*Goal*:
Would you return the complete listing below word for word?

[Saved data entries]
☆ ☆ ☆ ☆ ☆ ☆ ☆

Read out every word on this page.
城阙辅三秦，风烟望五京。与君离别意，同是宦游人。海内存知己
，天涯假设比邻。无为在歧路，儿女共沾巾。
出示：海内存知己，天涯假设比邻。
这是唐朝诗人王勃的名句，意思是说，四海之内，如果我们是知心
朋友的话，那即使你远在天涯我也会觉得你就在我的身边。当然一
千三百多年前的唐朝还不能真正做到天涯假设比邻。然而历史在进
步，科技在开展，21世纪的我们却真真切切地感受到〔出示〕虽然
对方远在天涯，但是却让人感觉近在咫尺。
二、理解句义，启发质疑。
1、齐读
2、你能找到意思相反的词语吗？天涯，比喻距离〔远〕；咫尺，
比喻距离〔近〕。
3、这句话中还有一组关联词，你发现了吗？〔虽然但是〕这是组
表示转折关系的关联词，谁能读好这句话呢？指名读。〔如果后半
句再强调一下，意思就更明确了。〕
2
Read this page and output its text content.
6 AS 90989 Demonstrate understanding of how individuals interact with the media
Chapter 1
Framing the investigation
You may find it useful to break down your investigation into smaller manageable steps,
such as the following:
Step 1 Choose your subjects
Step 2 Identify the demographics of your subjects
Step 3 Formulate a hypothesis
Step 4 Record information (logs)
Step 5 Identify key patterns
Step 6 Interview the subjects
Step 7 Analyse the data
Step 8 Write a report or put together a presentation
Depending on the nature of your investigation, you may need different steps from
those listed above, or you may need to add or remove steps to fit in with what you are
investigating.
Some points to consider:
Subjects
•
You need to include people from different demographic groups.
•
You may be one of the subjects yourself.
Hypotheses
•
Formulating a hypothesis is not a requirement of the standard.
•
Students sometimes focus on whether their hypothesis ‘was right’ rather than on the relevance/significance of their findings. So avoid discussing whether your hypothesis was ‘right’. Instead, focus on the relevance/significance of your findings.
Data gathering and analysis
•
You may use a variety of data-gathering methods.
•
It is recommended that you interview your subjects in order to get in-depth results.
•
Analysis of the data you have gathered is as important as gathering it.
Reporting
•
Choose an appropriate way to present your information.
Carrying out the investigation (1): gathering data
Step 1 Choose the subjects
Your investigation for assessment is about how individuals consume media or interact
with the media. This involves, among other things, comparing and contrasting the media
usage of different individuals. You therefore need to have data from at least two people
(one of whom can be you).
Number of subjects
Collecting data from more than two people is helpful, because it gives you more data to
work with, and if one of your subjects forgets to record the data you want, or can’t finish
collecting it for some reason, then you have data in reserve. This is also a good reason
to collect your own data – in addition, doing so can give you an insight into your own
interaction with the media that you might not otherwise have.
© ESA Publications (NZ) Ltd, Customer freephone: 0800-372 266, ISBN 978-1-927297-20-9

☆ ☆ ☆ ☆ ☆ ☆ ☆

*Reply*:
Read out every word on this page.
城阙辅三秦，风烟望五京。与君离别意，同是宦游人。海内存知己
，天涯假设比邻。无为在歧路，儿女共沾巾。
出示：海内存知己，天涯假设比邻。
这是唐朝诗人王勃的名句，意思是说，四海之内，如果我们是知心
朋友的话，那即使你远在天涯我也会觉得你就在我的身边。当然一
千三百多年前的唐朝还不能真正做到天涯假设比邻。然而历史在进
步，科技在开展，21世纪的我们却真真切切地感受到〔出示〕虽然
对方远在天涯，但是却让人感觉近在咫尺。
二、理解句义，启发质疑。
1、齐读
2、你能找到意思相反的词语吗？天涯，比喻距离〔远〕；咫尺，
比喻距离〔近〕。
3、这句话中还有一组关联词，你发现了吗？〔虽然但是〕这是组
表示转折关系的关联词，谁能读好这句话呢？指名读。〔如果后半
句再强调一下，意思就更明确了。〕
2
Read this page and output its text content.
6 AS 90989 Demonstrate understanding of how individuals interact with the media
Chapter 1
Framing the investigation
You may find it useful to break down your investigation into smaller manageable steps,
such as the following:
Step 1 Choose your subjects
Step 2 Identify the demographics of your subjects
Step 3 Formulate a hypothesis
Step 4 Record information (logs)
Step 5 Identify key patterns
Step 6 Interview the subjects
Step 7 Analyse the data
Step 8 Write a report or put together a presentation
Depending on the nature of your investigation, you may need different steps from
those listed above, or you may need to add or remove steps to fit in with what you are
investigating.
Some points to consider:
Subjects
•
You need to include people from different demographic groups.
•
You may be one of the subjects yourself.
Hypotheses
•
Formulating a hypothesis is not a requirement of the standard.
•
Students sometimes focus on whether their hypothesis ‘was right’ rather than on the relevance/significance of their findings. So avoid discussing whether your hypothesis was ‘right’. Instead, focus on the relevance/significance of your findings.
Data gathering and analysis
•
You may use a variety of data-gathering methods.
•
It is recommended that you interview your subjects in order to get in-depth results.
•
Analysis of the data you have gathered is as important as gathering it.
Reporting
•
Choose an appropriate way to present your information.
Carrying out the investigation (1): gathering data
Step 1 Choose the subjects
Your investigation for assessment is about how individuals consume media or interact
with the media. This involves, among other things, comparing and contrasting the media
usage of different individuals. You therefore need to have data from at least two people
(one of whom can be you).
Number of subjects
Collecting data from more than two people is helpful, because it gives you more data to
work with, and if one of your subjects forgets to record the data you want, or can’t finish
collecting it for some reason, then you have data in reserve. This is also a good reason
to collect your own data – in addition, doing so can give you an insight into your own
interaction with the media that you might not otherwise have.
© ESA Publications (NZ) Ltd, Customer freephone: 0800-372 266, ISBN 978-1-927297-20-9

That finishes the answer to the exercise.